■ **Task brief**: Retype the whole listing below, character for character.

■ **Input**:

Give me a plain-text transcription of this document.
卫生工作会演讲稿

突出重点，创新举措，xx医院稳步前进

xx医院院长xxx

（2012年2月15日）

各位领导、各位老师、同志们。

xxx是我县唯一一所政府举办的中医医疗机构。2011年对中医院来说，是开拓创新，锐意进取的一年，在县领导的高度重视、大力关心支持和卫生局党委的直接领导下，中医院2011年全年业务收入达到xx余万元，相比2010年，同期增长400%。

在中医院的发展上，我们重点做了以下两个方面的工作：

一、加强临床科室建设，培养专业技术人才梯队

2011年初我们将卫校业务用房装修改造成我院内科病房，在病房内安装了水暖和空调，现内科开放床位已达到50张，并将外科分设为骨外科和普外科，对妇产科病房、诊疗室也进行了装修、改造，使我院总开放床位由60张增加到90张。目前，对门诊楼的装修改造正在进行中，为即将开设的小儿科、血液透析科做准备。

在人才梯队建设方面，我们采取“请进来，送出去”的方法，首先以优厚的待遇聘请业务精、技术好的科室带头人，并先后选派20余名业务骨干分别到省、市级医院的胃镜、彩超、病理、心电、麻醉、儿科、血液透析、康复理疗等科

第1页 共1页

■ **Result for this exercise**:
Give me a plain-text transcription of this document.
卫生工作会演讲稿

突出重点，创新举措，xx医院稳步前进

xx医院院长xxx

（2012年2月15日）

各位领导、各位老师、同志们。

xxx是我县唯一一所政府举办的中医医疗机构。2011年对中医院来说，是开拓创新，锐意进取的一年，在县领导的高度重视、大力关心支持和卫生局党委的直接领导下，中医院2011年全年业务收入达到xx余万元，相比2010年，同期增长400%。

在中医院的发展上，我们重点做了以下两个方面的工作：

一、加强临床科室建设，培养专业技术人才梯队

2011年初我们将卫校业务用房装修改造成我院内科病房，在病房内安装了水暖和空调，现内科开放床位已达到50张，并将外科分设为骨外科和普外科，对妇产科病房、诊疗室也进行了装修、改造，使我院总开放床位由60张增加到90张。目前，对门诊楼的装修改造正在进行中，为即将开设的小儿科、血液透析科做准备。

在人才梯队建设方面，我们采取“请进来，送出去”的方法，首先以优厚的待遇聘请业务精、技术好的科室带头人，并先后选派20余名业务骨干分别到省、市级医院的胃镜、彩超、病理、心电、麻醉、儿科、血液透析、康复理疗等科

第1页 共1页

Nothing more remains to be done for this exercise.